• Available data
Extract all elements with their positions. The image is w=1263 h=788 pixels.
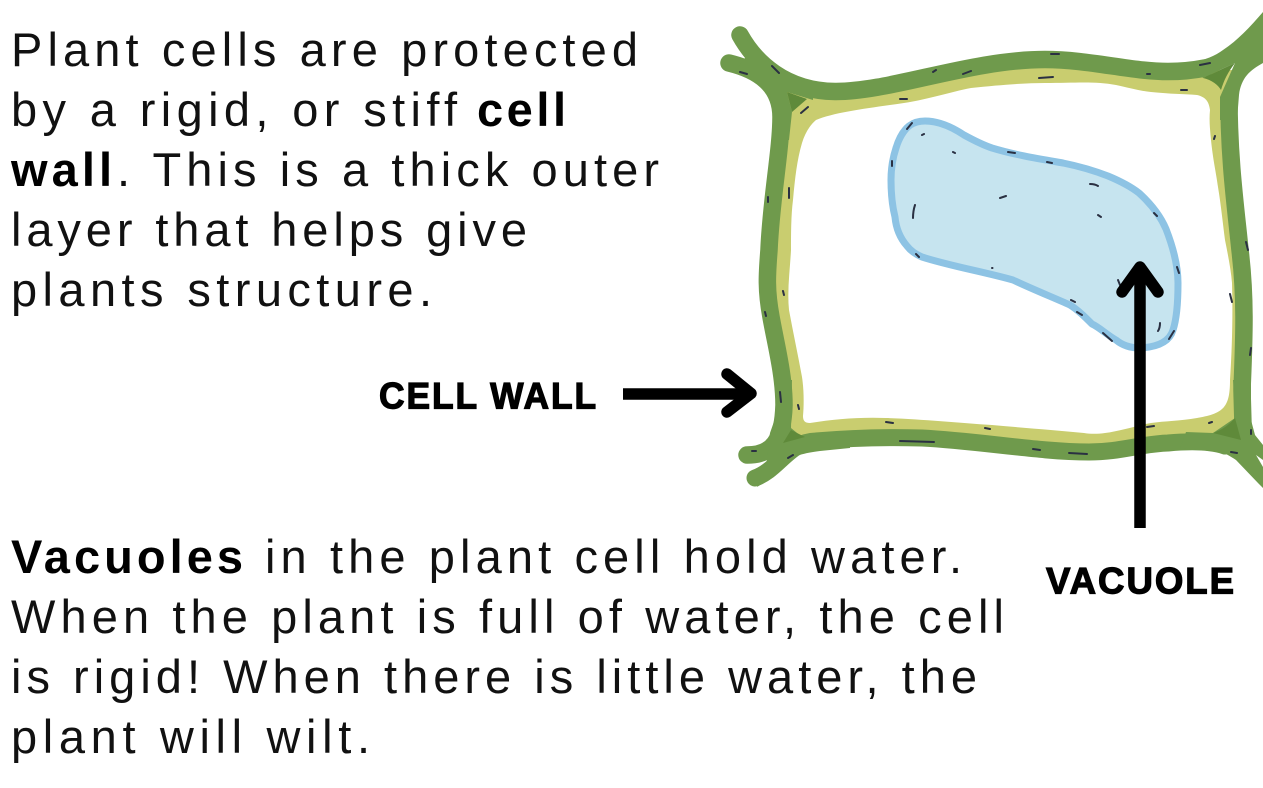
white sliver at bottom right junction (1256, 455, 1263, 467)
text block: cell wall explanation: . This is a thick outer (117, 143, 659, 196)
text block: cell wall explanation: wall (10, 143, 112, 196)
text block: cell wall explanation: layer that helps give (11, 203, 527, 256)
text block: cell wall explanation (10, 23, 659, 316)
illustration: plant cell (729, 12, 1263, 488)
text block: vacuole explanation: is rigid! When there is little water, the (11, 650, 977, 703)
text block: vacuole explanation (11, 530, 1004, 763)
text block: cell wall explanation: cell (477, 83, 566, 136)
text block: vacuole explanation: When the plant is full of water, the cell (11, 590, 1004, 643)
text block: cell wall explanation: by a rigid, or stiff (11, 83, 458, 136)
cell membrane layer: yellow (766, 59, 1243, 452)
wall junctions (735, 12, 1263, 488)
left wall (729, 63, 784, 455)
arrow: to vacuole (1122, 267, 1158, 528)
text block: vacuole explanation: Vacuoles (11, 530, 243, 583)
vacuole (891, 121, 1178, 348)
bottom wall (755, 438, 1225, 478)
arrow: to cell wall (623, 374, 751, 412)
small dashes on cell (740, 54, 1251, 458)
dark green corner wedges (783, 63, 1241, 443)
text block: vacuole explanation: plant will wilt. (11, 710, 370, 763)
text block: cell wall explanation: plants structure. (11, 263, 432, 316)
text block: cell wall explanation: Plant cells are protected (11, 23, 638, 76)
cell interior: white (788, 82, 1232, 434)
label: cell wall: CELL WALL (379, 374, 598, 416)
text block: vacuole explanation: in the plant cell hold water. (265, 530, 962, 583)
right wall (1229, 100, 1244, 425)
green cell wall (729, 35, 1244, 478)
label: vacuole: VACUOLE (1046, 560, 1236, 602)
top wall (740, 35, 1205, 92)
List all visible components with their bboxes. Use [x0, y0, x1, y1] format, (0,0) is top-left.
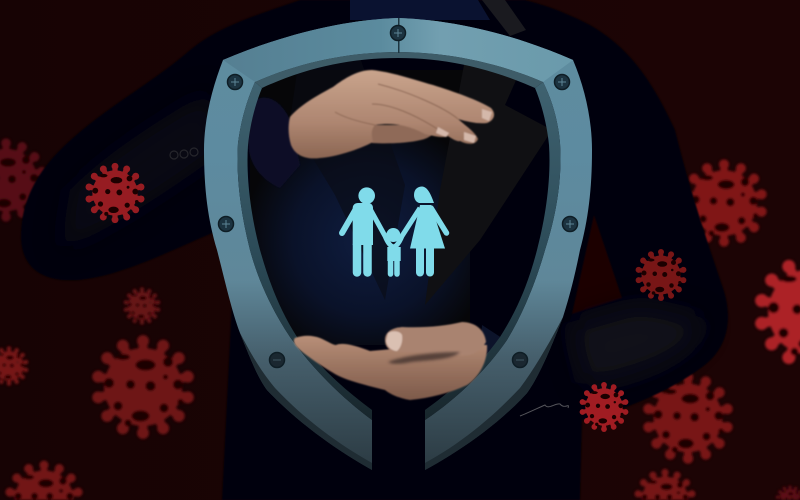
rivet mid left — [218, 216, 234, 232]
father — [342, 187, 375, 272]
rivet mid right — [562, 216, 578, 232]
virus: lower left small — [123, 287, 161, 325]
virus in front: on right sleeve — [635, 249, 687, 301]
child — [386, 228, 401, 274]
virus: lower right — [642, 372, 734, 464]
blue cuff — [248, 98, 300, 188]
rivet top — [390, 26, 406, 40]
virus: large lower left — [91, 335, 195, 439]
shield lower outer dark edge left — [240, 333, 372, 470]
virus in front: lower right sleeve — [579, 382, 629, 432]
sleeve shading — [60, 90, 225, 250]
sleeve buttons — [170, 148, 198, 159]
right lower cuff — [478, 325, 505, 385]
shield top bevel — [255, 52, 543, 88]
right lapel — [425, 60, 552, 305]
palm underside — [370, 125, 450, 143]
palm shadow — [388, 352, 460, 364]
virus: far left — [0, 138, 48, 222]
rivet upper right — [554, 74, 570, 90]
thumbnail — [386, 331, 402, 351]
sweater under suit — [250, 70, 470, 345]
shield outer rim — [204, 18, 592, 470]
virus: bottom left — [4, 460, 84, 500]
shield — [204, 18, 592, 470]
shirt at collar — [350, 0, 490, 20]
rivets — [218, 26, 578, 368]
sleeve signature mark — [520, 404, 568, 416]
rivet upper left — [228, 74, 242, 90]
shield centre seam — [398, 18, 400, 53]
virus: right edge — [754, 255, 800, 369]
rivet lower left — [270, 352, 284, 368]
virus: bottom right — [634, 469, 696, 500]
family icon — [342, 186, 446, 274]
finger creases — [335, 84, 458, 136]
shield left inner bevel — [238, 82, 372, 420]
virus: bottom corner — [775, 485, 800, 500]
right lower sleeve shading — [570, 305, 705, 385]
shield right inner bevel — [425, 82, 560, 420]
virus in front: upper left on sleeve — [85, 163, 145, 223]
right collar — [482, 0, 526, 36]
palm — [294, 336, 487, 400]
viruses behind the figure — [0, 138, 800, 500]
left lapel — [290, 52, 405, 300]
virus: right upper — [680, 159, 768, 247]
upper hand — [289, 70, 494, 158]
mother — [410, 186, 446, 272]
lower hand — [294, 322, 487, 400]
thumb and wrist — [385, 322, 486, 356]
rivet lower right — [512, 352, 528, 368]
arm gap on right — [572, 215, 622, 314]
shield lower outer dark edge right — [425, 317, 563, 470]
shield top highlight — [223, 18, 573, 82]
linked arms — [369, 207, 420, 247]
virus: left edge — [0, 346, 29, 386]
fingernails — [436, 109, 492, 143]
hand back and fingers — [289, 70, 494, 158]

• How to complete this task
Reproduce the data verbatim. Do not carry any picture into the copy.

• Response to the task
Extract all elements with their positions. The image is w=1263 h=788 pixels.
white sliver at bottom right junction (1256, 455, 1263, 467)
text block: cell wall explanation: . This is a thick outer (117, 143, 659, 196)
text block: cell wall explanation: wall (10, 143, 112, 196)
text block: cell wall explanation: layer that helps give (11, 203, 527, 256)
text block: cell wall explanation (10, 23, 659, 316)
illustration: plant cell (729, 12, 1263, 488)
text block: vacuole explanation: is rigid! When there is little water, the (11, 650, 977, 703)
text block: vacuole explanation (11, 530, 1004, 763)
text block: cell wall explanation: cell (477, 83, 566, 136)
text block: vacuole explanation: When the plant is full of water, the cell (11, 590, 1004, 643)
text block: cell wall explanation: by a rigid, or stiff (11, 83, 458, 136)
cell membrane layer: yellow (766, 59, 1243, 452)
wall junctions (735, 12, 1263, 488)
left wall (729, 63, 784, 455)
arrow: to vacuole (1122, 267, 1158, 528)
text block: vacuole explanation: Vacuoles (11, 530, 243, 583)
vacuole (891, 121, 1178, 348)
bottom wall (755, 438, 1225, 478)
arrow: to cell wall (623, 374, 751, 412)
small dashes on cell (740, 54, 1251, 458)
dark green corner wedges (783, 63, 1241, 443)
text block: vacuole explanation: plant will wilt. (11, 710, 370, 763)
text block: cell wall explanation: plants structure. (11, 263, 432, 316)
text block: cell wall explanation: Plant cells are protected (11, 23, 638, 76)
cell interior: white (788, 82, 1232, 434)
label: cell wall: CELL WALL (379, 374, 598, 416)
text block: vacuole explanation: in the plant cell hold water. (265, 530, 962, 583)
right wall (1229, 100, 1244, 425)
green cell wall (729, 35, 1244, 478)
label: vacuole: VACUOLE (1046, 560, 1236, 602)
top wall (740, 35, 1205, 92)
List all visible components with their bboxes. Use [x0, y0, x1, y1] format, (0,0) is top-left.
rivet mid left — [218, 216, 234, 232]
father — [342, 187, 375, 272]
rivet mid right — [562, 216, 578, 232]
virus: lower left small — [123, 287, 161, 325]
virus in front: on right sleeve — [635, 249, 687, 301]
child — [386, 228, 401, 274]
virus: lower right — [642, 372, 734, 464]
blue cuff — [248, 98, 300, 188]
rivet top — [390, 26, 406, 40]
virus: large lower left — [91, 335, 195, 439]
shield lower outer dark edge left — [240, 333, 372, 470]
virus in front: lower right sleeve — [579, 382, 629, 432]
sleeve shading — [60, 90, 225, 250]
sleeve buttons — [170, 148, 198, 159]
right lower cuff — [478, 325, 505, 385]
shield top bevel — [255, 52, 543, 88]
right lapel — [425, 60, 552, 305]
palm underside — [370, 125, 450, 143]
palm shadow — [388, 352, 460, 364]
virus: far left — [0, 138, 48, 222]
rivet upper right — [554, 74, 570, 90]
thumbnail — [386, 331, 402, 351]
sweater under suit — [250, 70, 470, 345]
shield outer rim — [204, 18, 592, 470]
virus: bottom left — [4, 460, 84, 500]
shield — [204, 18, 592, 470]
shirt at collar — [350, 0, 490, 20]
rivets — [218, 26, 578, 368]
sleeve signature mark — [520, 404, 568, 416]
rivet upper left — [228, 74, 242, 90]
shield centre seam — [398, 18, 400, 53]
virus: right edge — [754, 255, 800, 369]
rivet lower left — [270, 352, 284, 368]
virus: bottom right — [634, 469, 696, 500]
family icon — [342, 186, 446, 274]
finger creases — [335, 84, 458, 136]
shield left inner bevel — [238, 82, 372, 420]
virus: bottom corner — [775, 485, 800, 500]
right lower sleeve shading — [570, 305, 705, 385]
shield right inner bevel — [425, 82, 560, 420]
virus in front: upper left on sleeve — [85, 163, 145, 223]
right collar — [482, 0, 526, 36]
palm — [294, 336, 487, 400]
viruses behind the figure — [0, 138, 800, 500]
left lapel — [290, 52, 405, 300]
virus: right upper — [680, 159, 768, 247]
upper hand — [289, 70, 494, 158]
mother — [410, 186, 446, 272]
lower hand — [294, 322, 487, 400]
thumb and wrist — [385, 322, 486, 356]
rivet lower right — [512, 352, 528, 368]
arm gap on right — [572, 215, 622, 314]
shield lower outer dark edge right — [425, 317, 563, 470]
shield top highlight — [223, 18, 573, 82]
linked arms — [369, 207, 420, 247]
virus: left edge — [0, 346, 29, 386]
fingernails — [436, 109, 492, 143]
hand back and fingers — [289, 70, 494, 158]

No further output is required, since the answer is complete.